To be done: Look through the records that follow. Copy every line containing the word "Pharmacies".

(Records from a collection of figures)

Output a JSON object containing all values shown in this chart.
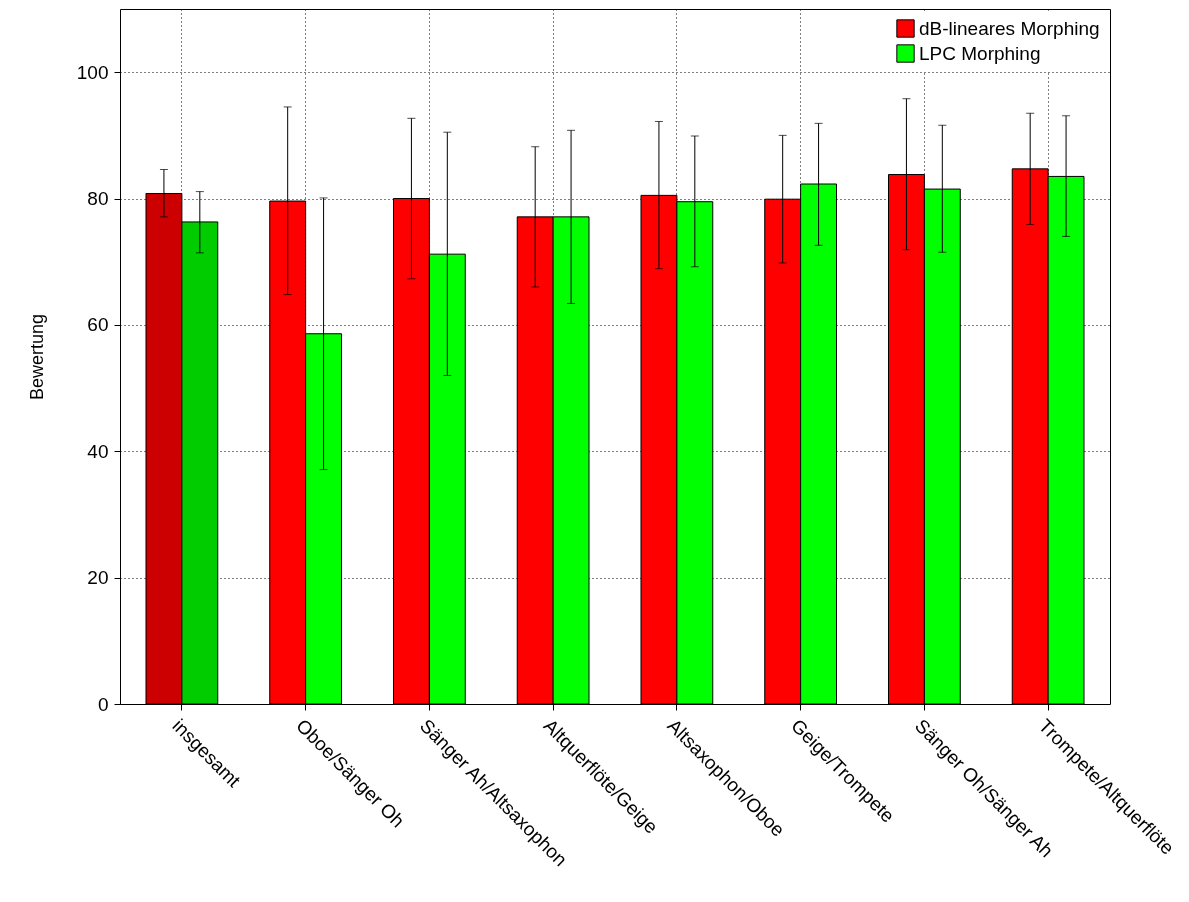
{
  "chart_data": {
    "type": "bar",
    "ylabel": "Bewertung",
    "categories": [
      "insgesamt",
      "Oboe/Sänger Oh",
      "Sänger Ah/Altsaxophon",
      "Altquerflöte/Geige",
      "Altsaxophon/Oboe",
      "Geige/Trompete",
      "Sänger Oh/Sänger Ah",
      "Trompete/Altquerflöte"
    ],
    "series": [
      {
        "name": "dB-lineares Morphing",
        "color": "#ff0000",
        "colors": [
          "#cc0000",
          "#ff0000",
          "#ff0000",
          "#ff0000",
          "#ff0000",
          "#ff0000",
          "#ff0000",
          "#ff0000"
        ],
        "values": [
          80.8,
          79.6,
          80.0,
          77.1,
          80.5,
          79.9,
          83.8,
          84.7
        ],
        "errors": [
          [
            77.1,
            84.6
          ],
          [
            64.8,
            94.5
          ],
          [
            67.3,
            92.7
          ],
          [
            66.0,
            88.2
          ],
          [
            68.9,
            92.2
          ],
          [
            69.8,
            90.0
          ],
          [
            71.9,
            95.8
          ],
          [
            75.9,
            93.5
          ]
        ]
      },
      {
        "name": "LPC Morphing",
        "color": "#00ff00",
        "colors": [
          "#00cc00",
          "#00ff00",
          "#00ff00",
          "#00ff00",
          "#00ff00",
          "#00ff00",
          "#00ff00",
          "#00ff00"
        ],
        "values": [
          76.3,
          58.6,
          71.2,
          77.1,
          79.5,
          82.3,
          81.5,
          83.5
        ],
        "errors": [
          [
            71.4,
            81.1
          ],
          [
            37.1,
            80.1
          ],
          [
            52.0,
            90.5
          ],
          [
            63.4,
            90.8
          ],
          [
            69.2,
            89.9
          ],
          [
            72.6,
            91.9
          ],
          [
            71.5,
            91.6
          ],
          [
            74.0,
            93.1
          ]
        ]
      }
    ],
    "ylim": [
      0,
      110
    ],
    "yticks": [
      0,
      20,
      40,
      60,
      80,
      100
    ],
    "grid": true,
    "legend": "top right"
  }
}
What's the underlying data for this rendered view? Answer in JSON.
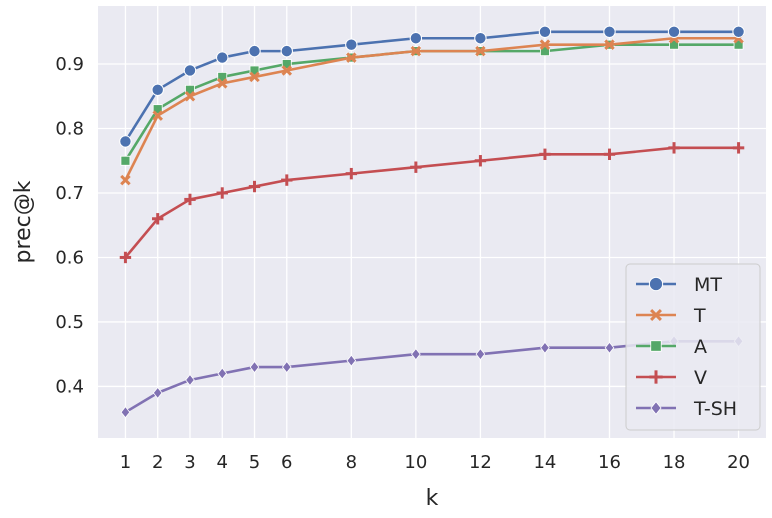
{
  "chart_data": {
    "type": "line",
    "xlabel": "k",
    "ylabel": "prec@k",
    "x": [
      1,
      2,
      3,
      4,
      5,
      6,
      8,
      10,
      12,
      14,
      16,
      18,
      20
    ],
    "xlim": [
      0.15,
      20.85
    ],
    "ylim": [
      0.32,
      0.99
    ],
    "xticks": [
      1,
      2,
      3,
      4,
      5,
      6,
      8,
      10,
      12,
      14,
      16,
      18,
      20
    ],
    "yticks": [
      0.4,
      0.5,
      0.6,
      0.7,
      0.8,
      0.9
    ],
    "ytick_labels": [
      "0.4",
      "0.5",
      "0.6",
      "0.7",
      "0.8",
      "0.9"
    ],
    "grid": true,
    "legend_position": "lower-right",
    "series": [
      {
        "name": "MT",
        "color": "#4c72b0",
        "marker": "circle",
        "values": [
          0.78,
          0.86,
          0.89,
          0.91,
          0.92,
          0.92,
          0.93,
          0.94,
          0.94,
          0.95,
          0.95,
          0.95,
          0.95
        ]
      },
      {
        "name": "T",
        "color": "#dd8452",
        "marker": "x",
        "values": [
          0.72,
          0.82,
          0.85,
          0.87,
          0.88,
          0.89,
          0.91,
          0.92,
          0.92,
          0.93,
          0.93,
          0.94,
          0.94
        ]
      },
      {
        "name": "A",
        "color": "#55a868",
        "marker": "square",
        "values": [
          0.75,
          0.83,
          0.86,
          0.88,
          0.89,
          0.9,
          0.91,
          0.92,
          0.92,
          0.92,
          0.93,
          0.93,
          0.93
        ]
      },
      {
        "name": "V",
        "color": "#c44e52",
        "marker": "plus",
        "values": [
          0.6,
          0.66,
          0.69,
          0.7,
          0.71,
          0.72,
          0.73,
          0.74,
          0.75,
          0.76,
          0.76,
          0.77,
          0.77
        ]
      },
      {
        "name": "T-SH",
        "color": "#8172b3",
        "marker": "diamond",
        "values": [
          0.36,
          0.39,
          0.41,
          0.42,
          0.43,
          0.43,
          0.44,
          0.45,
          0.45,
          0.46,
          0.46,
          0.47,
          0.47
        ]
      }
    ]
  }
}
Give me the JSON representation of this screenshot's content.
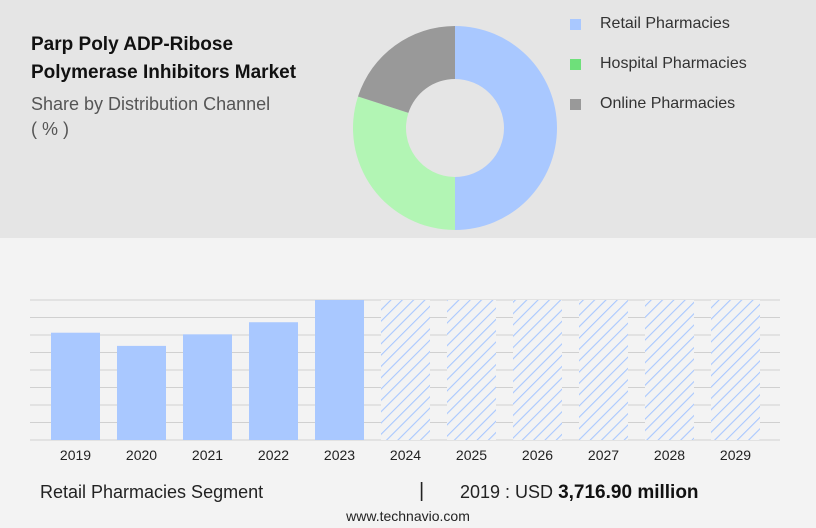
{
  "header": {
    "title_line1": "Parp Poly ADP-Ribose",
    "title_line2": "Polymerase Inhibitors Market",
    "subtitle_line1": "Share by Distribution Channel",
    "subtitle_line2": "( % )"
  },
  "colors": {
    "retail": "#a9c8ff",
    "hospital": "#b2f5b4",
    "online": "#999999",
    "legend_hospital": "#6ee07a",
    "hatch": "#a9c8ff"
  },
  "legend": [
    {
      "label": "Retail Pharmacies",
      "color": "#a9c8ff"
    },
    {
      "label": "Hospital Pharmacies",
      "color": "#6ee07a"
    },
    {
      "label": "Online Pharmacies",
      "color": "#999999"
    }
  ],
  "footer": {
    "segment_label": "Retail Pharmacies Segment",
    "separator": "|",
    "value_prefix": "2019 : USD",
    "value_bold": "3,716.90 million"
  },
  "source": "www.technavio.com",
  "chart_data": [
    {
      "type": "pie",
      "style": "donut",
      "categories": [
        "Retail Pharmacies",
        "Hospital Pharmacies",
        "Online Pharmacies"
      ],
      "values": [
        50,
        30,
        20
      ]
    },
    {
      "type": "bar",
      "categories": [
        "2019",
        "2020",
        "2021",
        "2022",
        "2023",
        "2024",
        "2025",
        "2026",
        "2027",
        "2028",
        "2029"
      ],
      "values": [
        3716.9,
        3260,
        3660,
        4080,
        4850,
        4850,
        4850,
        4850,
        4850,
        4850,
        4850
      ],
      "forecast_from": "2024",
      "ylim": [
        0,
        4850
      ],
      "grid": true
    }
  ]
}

Result of this exercise:
      "label": "Retail Pharmacies",
      "label": "Hospital Pharmacies",
      "label": "Online Pharmacies",
    "segment_label": "Retail Pharmacies Segment",
        "Retail Pharmacies",
        "Hospital Pharmacies",
        "Online Pharmacies"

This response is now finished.